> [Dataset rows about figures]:
__________________________________________________

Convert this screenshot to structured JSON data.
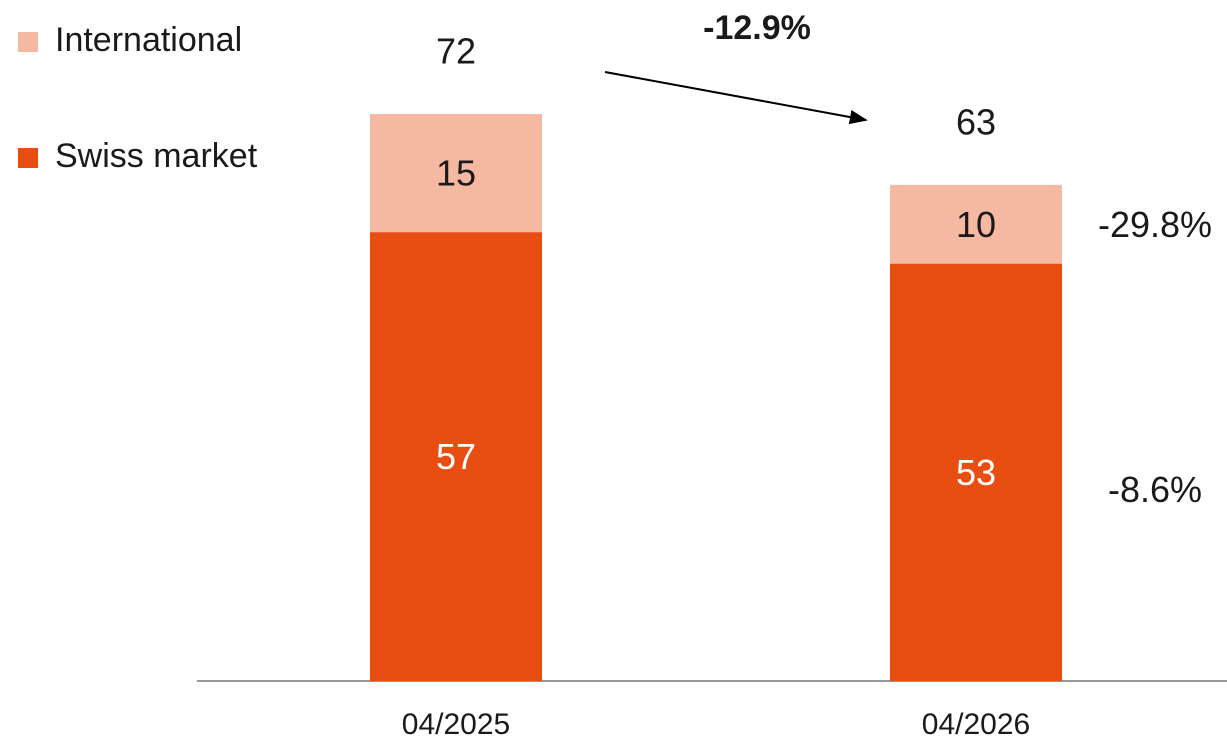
{
  "chart_data": {
    "type": "bar",
    "stacked": true,
    "categories": [
      "04/2025",
      "04/2026"
    ],
    "series": [
      {
        "name": "Swiss market",
        "color": "#e84e12",
        "label_color": "#ffffff",
        "values": [
          57,
          53
        ],
        "change": "-8.6%"
      },
      {
        "name": "International",
        "color": "#f5b8a0",
        "label_color": "#1a1a1a",
        "values": [
          15,
          10
        ],
        "change": "-29.8%"
      }
    ],
    "totals": [
      72,
      63
    ],
    "total_change": "-12.9%",
    "legend": "top-left"
  }
}
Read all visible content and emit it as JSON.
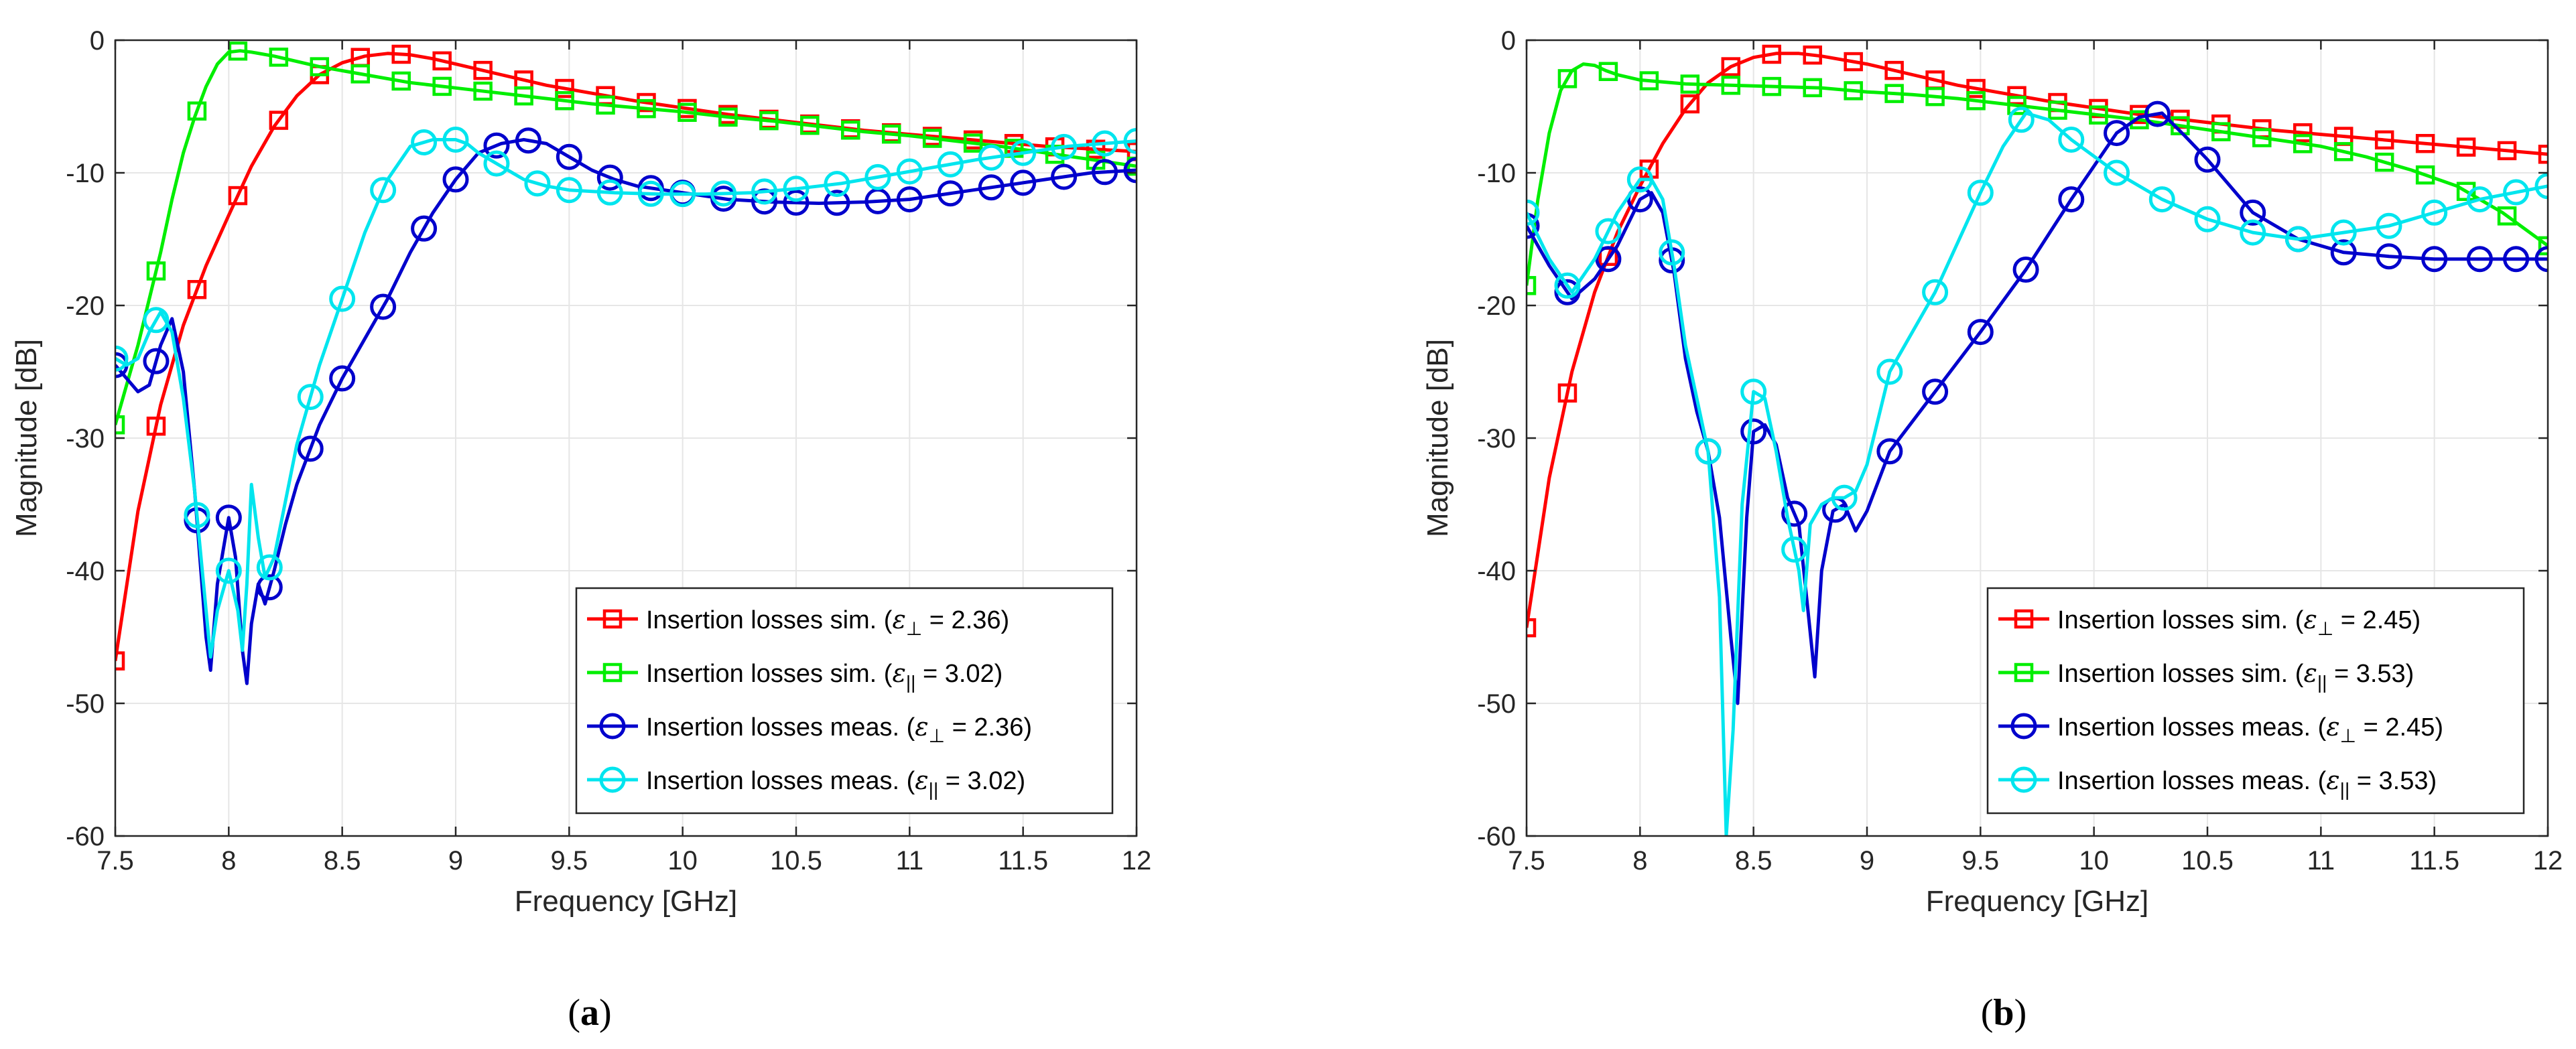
{
  "chart_data": [
    {
      "type": "line",
      "panel_label": {
        "open": "(",
        "letter": "a",
        "close": ")"
      },
      "xlabel": "Frequency [GHz]",
      "ylabel": "Magnitude [dB]",
      "xlim": [
        7.5,
        12
      ],
      "ylim": [
        -60,
        0
      ],
      "xticks": [
        7.5,
        8,
        8.5,
        9,
        9.5,
        10,
        10.5,
        11,
        11.5,
        12
      ],
      "xtick_labels": [
        "7.5",
        "8",
        "8.5",
        "9",
        "9.5",
        "10",
        "10.5",
        "11",
        "11.5",
        "12"
      ],
      "yticks": [
        0,
        -10,
        -20,
        -30,
        -40,
        -50,
        -60
      ],
      "ytick_labels": [
        "0",
        "-10",
        "-20",
        "-30",
        "-40",
        "-50",
        "-60"
      ],
      "grid": true,
      "legend_position": "bottom-right",
      "series": [
        {
          "name": "Insertion losses sim.",
          "legend_prefix": "Insertion losses sim. (",
          "legend_eps": "ε",
          "legend_sub": "⊥",
          "legend_value": " = 2.36)",
          "color": "#ff0000",
          "marker": "square",
          "x": [
            7.5,
            7.6,
            7.7,
            7.8,
            7.9,
            8.0,
            8.1,
            8.2,
            8.3,
            8.4,
            8.5,
            8.6,
            8.7,
            8.8,
            8.9,
            9.0,
            9.2,
            9.4,
            9.6,
            9.8,
            10.0,
            10.2,
            10.4,
            10.6,
            10.8,
            11.0,
            11.2,
            11.4,
            11.6,
            11.8,
            12.0
          ],
          "y": [
            -46.8,
            -35.5,
            -27.5,
            -21.5,
            -17.0,
            -13.2,
            -9.5,
            -6.5,
            -4.2,
            -2.6,
            -1.7,
            -1.2,
            -1.0,
            -1.1,
            -1.4,
            -1.8,
            -2.6,
            -3.4,
            -4.0,
            -4.6,
            -5.1,
            -5.6,
            -6.0,
            -6.4,
            -6.8,
            -7.1,
            -7.4,
            -7.7,
            -8.0,
            -8.2,
            -8.4
          ],
          "markers_x": [
            7.5,
            7.68,
            7.86,
            8.04,
            8.22,
            8.4,
            8.58,
            8.76,
            8.94,
            9.12,
            9.3,
            9.48,
            9.66,
            9.84,
            10.02,
            10.2,
            10.38,
            10.56,
            10.74,
            10.92,
            11.1,
            11.28,
            11.46,
            11.64,
            11.82,
            12.0
          ]
        },
        {
          "name": "Insertion losses sim.",
          "legend_prefix": "Insertion losses sim. (",
          "legend_eps": "ε",
          "legend_sub": "||",
          "legend_value": " = 3.02)",
          "color": "#00ee00",
          "marker": "square",
          "x": [
            7.5,
            7.55,
            7.6,
            7.65,
            7.7,
            7.75,
            7.8,
            7.85,
            7.9,
            7.95,
            8.0,
            8.05,
            8.1,
            8.2,
            8.3,
            8.4,
            8.6,
            8.8,
            9.0,
            9.2,
            9.4,
            9.6,
            9.8,
            10.0,
            10.2,
            10.4,
            10.6,
            10.8,
            11.0,
            11.2,
            11.4,
            11.6,
            11.8,
            12.0
          ],
          "y": [
            -29,
            -26,
            -23,
            -19.5,
            -16,
            -12,
            -8.5,
            -5.8,
            -3.5,
            -1.8,
            -0.9,
            -0.8,
            -0.9,
            -1.2,
            -1.6,
            -2.0,
            -2.6,
            -3.2,
            -3.6,
            -4.0,
            -4.4,
            -4.8,
            -5.1,
            -5.4,
            -5.8,
            -6.1,
            -6.5,
            -6.9,
            -7.2,
            -7.6,
            -8.0,
            -8.5,
            -9.0,
            -9.5
          ],
          "markers_x": [
            7.5,
            7.68,
            7.86,
            8.04,
            8.22,
            8.4,
            8.58,
            8.76,
            8.94,
            9.12,
            9.3,
            9.48,
            9.66,
            9.84,
            10.02,
            10.2,
            10.38,
            10.56,
            10.74,
            10.92,
            11.1,
            11.28,
            11.46,
            11.64,
            11.82,
            12.0
          ]
        },
        {
          "name": "Insertion losses meas.",
          "legend_prefix": "Insertion losses meas. (",
          "legend_eps": "ε",
          "legend_sub": "⊥",
          "legend_value": " = 2.36)",
          "color": "#0000cc",
          "marker": "circle",
          "x": [
            7.5,
            7.55,
            7.6,
            7.65,
            7.7,
            7.75,
            7.8,
            7.85,
            7.9,
            7.92,
            7.95,
            8.0,
            8.03,
            8.06,
            8.08,
            8.1,
            8.13,
            8.16,
            8.2,
            8.25,
            8.3,
            8.4,
            8.5,
            8.6,
            8.7,
            8.8,
            8.9,
            9.0,
            9.1,
            9.2,
            9.3,
            9.4,
            9.5,
            9.6,
            9.7,
            9.8,
            10.0,
            10.2,
            10.4,
            10.6,
            10.8,
            11.0,
            11.2,
            11.4,
            11.6,
            11.8,
            12.0
          ],
          "y": [
            -24.5,
            -25.5,
            -26.5,
            -26.0,
            -23.0,
            -21.0,
            -25.0,
            -34.0,
            -45.0,
            -47.5,
            -41.0,
            -36.0,
            -39.0,
            -46.0,
            -48.5,
            -44.0,
            -41.0,
            -42.5,
            -40.0,
            -36.5,
            -33.5,
            -29.0,
            -25.5,
            -22.5,
            -19.5,
            -16.0,
            -13.0,
            -10.5,
            -8.5,
            -7.8,
            -7.5,
            -7.8,
            -8.8,
            -9.8,
            -10.5,
            -11.0,
            -11.5,
            -12.0,
            -12.2,
            -12.3,
            -12.2,
            -12.0,
            -11.5,
            -11.0,
            -10.5,
            -10.0,
            -9.8
          ],
          "markers_x": [
            7.5,
            7.68,
            7.86,
            8.0,
            8.18,
            8.36,
            8.5,
            8.68,
            8.86,
            9.0,
            9.18,
            9.32,
            9.5,
            9.68,
            9.86,
            10.0,
            10.18,
            10.36,
            10.5,
            10.68,
            10.86,
            11.0,
            11.18,
            11.36,
            11.5,
            11.68,
            11.86,
            12.0
          ]
        },
        {
          "name": "Insertion losses meas.",
          "legend_prefix": "Insertion losses meas. (",
          "legend_eps": "ε",
          "legend_sub": "||",
          "legend_value": " = 3.02)",
          "color": "#00e5ee",
          "marker": "circle",
          "x": [
            7.5,
            7.55,
            7.6,
            7.65,
            7.7,
            7.75,
            7.8,
            7.85,
            7.9,
            7.92,
            7.95,
            8.0,
            8.04,
            8.06,
            8.08,
            8.1,
            8.13,
            8.16,
            8.2,
            8.3,
            8.4,
            8.5,
            8.6,
            8.7,
            8.8,
            8.9,
            9.0,
            9.05,
            9.1,
            9.2,
            9.3,
            9.4,
            9.5,
            9.7,
            9.9,
            10.1,
            10.3,
            10.5,
            10.7,
            10.9,
            11.1,
            11.3,
            11.5,
            11.7,
            12.0
          ],
          "y": [
            -24.0,
            -24.5,
            -24.0,
            -22.0,
            -20.5,
            -22.0,
            -27.0,
            -34.0,
            -43.0,
            -46.5,
            -43.0,
            -40.0,
            -43.0,
            -46.0,
            -41.0,
            -33.5,
            -37.5,
            -40.5,
            -39.0,
            -30.5,
            -24.5,
            -19.5,
            -14.5,
            -10.5,
            -8.0,
            -7.5,
            -7.5,
            -7.8,
            -8.5,
            -9.5,
            -10.5,
            -11.0,
            -11.3,
            -11.5,
            -11.6,
            -11.6,
            -11.5,
            -11.2,
            -10.8,
            -10.2,
            -9.6,
            -9.0,
            -8.5,
            -8.0,
            -7.6
          ],
          "markers_x": [
            7.5,
            7.68,
            7.86,
            8.0,
            8.18,
            8.36,
            8.5,
            8.68,
            8.86,
            9.0,
            9.18,
            9.36,
            9.5,
            9.68,
            9.86,
            10.0,
            10.18,
            10.36,
            10.5,
            10.68,
            10.86,
            11.0,
            11.18,
            11.36,
            11.5,
            11.68,
            11.86,
            12.0
          ]
        }
      ]
    },
    {
      "type": "line",
      "panel_label": {
        "open": "(",
        "letter": "b",
        "close": ")"
      },
      "xlabel": "Frequency [GHz]",
      "ylabel": "Magnitude [dB]",
      "xlim": [
        7.5,
        12
      ],
      "ylim": [
        -60,
        0
      ],
      "xticks": [
        7.5,
        8,
        8.5,
        9,
        9.5,
        10,
        10.5,
        11,
        11.5,
        12
      ],
      "xtick_labels": [
        "7.5",
        "8",
        "8.5",
        "9",
        "9.5",
        "10",
        "10.5",
        "11",
        "11.5",
        "12"
      ],
      "yticks": [
        0,
        -10,
        -20,
        -30,
        -40,
        -50,
        -60
      ],
      "ytick_labels": [
        "0",
        "-10",
        "-20",
        "-30",
        "-40",
        "-50",
        "-60"
      ],
      "grid": true,
      "legend_position": "bottom-right",
      "series": [
        {
          "name": "Insertion losses sim.",
          "legend_prefix": "Insertion losses sim. (",
          "legend_eps": "ε",
          "legend_sub": "⊥",
          "legend_value": " = 2.45)",
          "color": "#ff0000",
          "marker": "square",
          "x": [
            7.5,
            7.6,
            7.7,
            7.8,
            7.9,
            8.0,
            8.1,
            8.2,
            8.3,
            8.4,
            8.5,
            8.6,
            8.7,
            8.8,
            9.0,
            9.2,
            9.4,
            9.6,
            9.8,
            10.0,
            10.2,
            10.4,
            10.6,
            10.8,
            11.0,
            11.2,
            11.4,
            11.6,
            11.8,
            12.0
          ],
          "y": [
            -44.3,
            -33.0,
            -25.0,
            -19.0,
            -14.5,
            -11.0,
            -7.8,
            -5.2,
            -3.2,
            -2.0,
            -1.3,
            -1.0,
            -1.0,
            -1.2,
            -1.8,
            -2.6,
            -3.4,
            -4.0,
            -4.6,
            -5.1,
            -5.6,
            -6.0,
            -6.4,
            -6.8,
            -7.1,
            -7.4,
            -7.7,
            -8.0,
            -8.3,
            -8.6
          ],
          "markers_x": [
            7.5,
            7.68,
            7.86,
            8.04,
            8.22,
            8.4,
            8.58,
            8.76,
            8.94,
            9.12,
            9.3,
            9.48,
            9.66,
            9.84,
            10.02,
            10.2,
            10.38,
            10.56,
            10.74,
            10.92,
            11.1,
            11.28,
            11.46,
            11.64,
            11.82,
            12.0
          ]
        },
        {
          "name": "Insertion losses sim.",
          "legend_prefix": "Insertion losses sim. (",
          "legend_eps": "ε",
          "legend_sub": "||",
          "legend_value": " = 3.53)",
          "color": "#00ee00",
          "marker": "square",
          "x": [
            7.5,
            7.55,
            7.6,
            7.65,
            7.7,
            7.75,
            7.8,
            7.85,
            7.9,
            8.0,
            8.2,
            8.4,
            8.6,
            8.8,
            9.0,
            9.2,
            9.4,
            9.6,
            9.8,
            10.0,
            10.2,
            10.4,
            10.6,
            10.8,
            11.0,
            11.2,
            11.4,
            11.6,
            11.8,
            12.0
          ],
          "y": [
            -18.5,
            -12.0,
            -7.0,
            -3.8,
            -2.3,
            -1.8,
            -1.9,
            -2.3,
            -2.6,
            -3.0,
            -3.3,
            -3.4,
            -3.5,
            -3.6,
            -3.9,
            -4.1,
            -4.4,
            -4.8,
            -5.2,
            -5.6,
            -6.0,
            -6.5,
            -7.0,
            -7.5,
            -8.0,
            -8.8,
            -9.8,
            -11.0,
            -13.0,
            -15.5
          ],
          "markers_x": [
            7.5,
            7.68,
            7.86,
            8.04,
            8.22,
            8.4,
            8.58,
            8.76,
            8.94,
            9.12,
            9.3,
            9.48,
            9.66,
            9.84,
            10.02,
            10.2,
            10.38,
            10.56,
            10.74,
            10.92,
            11.1,
            11.28,
            11.46,
            11.64,
            11.82,
            12.0
          ]
        },
        {
          "name": "Insertion losses meas.",
          "legend_prefix": "Insertion losses meas. (",
          "legend_eps": "ε",
          "legend_sub": "⊥",
          "legend_value": " = 2.45)",
          "color": "#0000cc",
          "marker": "circle",
          "x": [
            7.5,
            7.6,
            7.7,
            7.8,
            7.9,
            8.0,
            8.05,
            8.1,
            8.15,
            8.2,
            8.25,
            8.3,
            8.35,
            8.4,
            8.43,
            8.47,
            8.5,
            8.55,
            8.6,
            8.65,
            8.7,
            8.74,
            8.77,
            8.8,
            8.85,
            8.9,
            8.95,
            9.0,
            9.1,
            9.3,
            9.5,
            9.7,
            9.9,
            10.1,
            10.2,
            10.3,
            10.4,
            10.5,
            10.7,
            10.9,
            11.1,
            11.3,
            11.5,
            11.7,
            12.0
          ],
          "y": [
            -14.0,
            -17.0,
            -19.5,
            -18.0,
            -15.5,
            -12.0,
            -11.5,
            -13.0,
            -17.5,
            -24.0,
            -28.0,
            -31.0,
            -36.0,
            -45.0,
            -50.0,
            -36.0,
            -29.5,
            -29.0,
            -30.5,
            -34.5,
            -36.5,
            -43.0,
            -48.0,
            -40.0,
            -35.5,
            -35.0,
            -37.0,
            -35.5,
            -31.0,
            -26.5,
            -22.0,
            -17.3,
            -12.0,
            -7.0,
            -5.8,
            -5.5,
            -7.2,
            -9.0,
            -13.0,
            -15.0,
            -16.0,
            -16.3,
            -16.5,
            -16.5,
            -16.5
          ],
          "markers_x": [
            7.5,
            7.68,
            7.86,
            8.0,
            8.14,
            8.3,
            8.5,
            8.68,
            8.86,
            9.1,
            9.3,
            9.5,
            9.7,
            9.9,
            10.1,
            10.28,
            10.5,
            10.7,
            10.9,
            11.1,
            11.3,
            11.5,
            11.7,
            11.86,
            12.0
          ]
        },
        {
          "name": "Insertion losses meas.",
          "legend_prefix": "Insertion losses meas. (",
          "legend_eps": "ε",
          "legend_sub": "||",
          "legend_value": " = 3.53)",
          "color": "#00e5ee",
          "marker": "circle",
          "x": [
            7.5,
            7.6,
            7.7,
            7.8,
            7.9,
            8.0,
            8.05,
            8.1,
            8.15,
            8.2,
            8.25,
            8.3,
            8.35,
            8.38,
            8.41,
            8.45,
            8.5,
            8.55,
            8.6,
            8.65,
            8.7,
            8.72,
            8.75,
            8.8,
            8.85,
            8.9,
            8.95,
            9.0,
            9.1,
            9.3,
            9.5,
            9.6,
            9.7,
            9.8,
            9.9,
            10.1,
            10.3,
            10.5,
            10.7,
            10.9,
            11.1,
            11.3,
            11.5,
            11.7,
            12.0
          ],
          "y": [
            -13.0,
            -16.5,
            -19.0,
            -16.5,
            -13.0,
            -10.5,
            -10.5,
            -12.0,
            -17.0,
            -23.0,
            -27.0,
            -31.0,
            -42.0,
            -60.0,
            -52.0,
            -35.0,
            -26.5,
            -27.0,
            -31.0,
            -36.0,
            -40.0,
            -43.0,
            -36.5,
            -35.0,
            -34.5,
            -34.5,
            -34.0,
            -32.0,
            -25.0,
            -19.0,
            -11.5,
            -8.0,
            -5.5,
            -6.0,
            -7.5,
            -10.0,
            -12.0,
            -13.5,
            -14.5,
            -15.0,
            -14.5,
            -14.0,
            -13.0,
            -12.0,
            -11.0
          ],
          "markers_x": [
            7.5,
            7.68,
            7.86,
            8.0,
            8.14,
            8.3,
            8.5,
            8.68,
            8.9,
            9.1,
            9.3,
            9.5,
            9.68,
            9.9,
            10.1,
            10.3,
            10.5,
            10.7,
            10.9,
            11.1,
            11.3,
            11.5,
            11.7,
            11.86,
            12.0
          ]
        }
      ]
    }
  ]
}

__________________________________________________

> [Task directions]: Filter the records above for lines containing the word "JSON", and copy those lines.

> [Finished answer]:
Convert this screenshot to structured JSON data.
Read all visible content and emit it as JSON.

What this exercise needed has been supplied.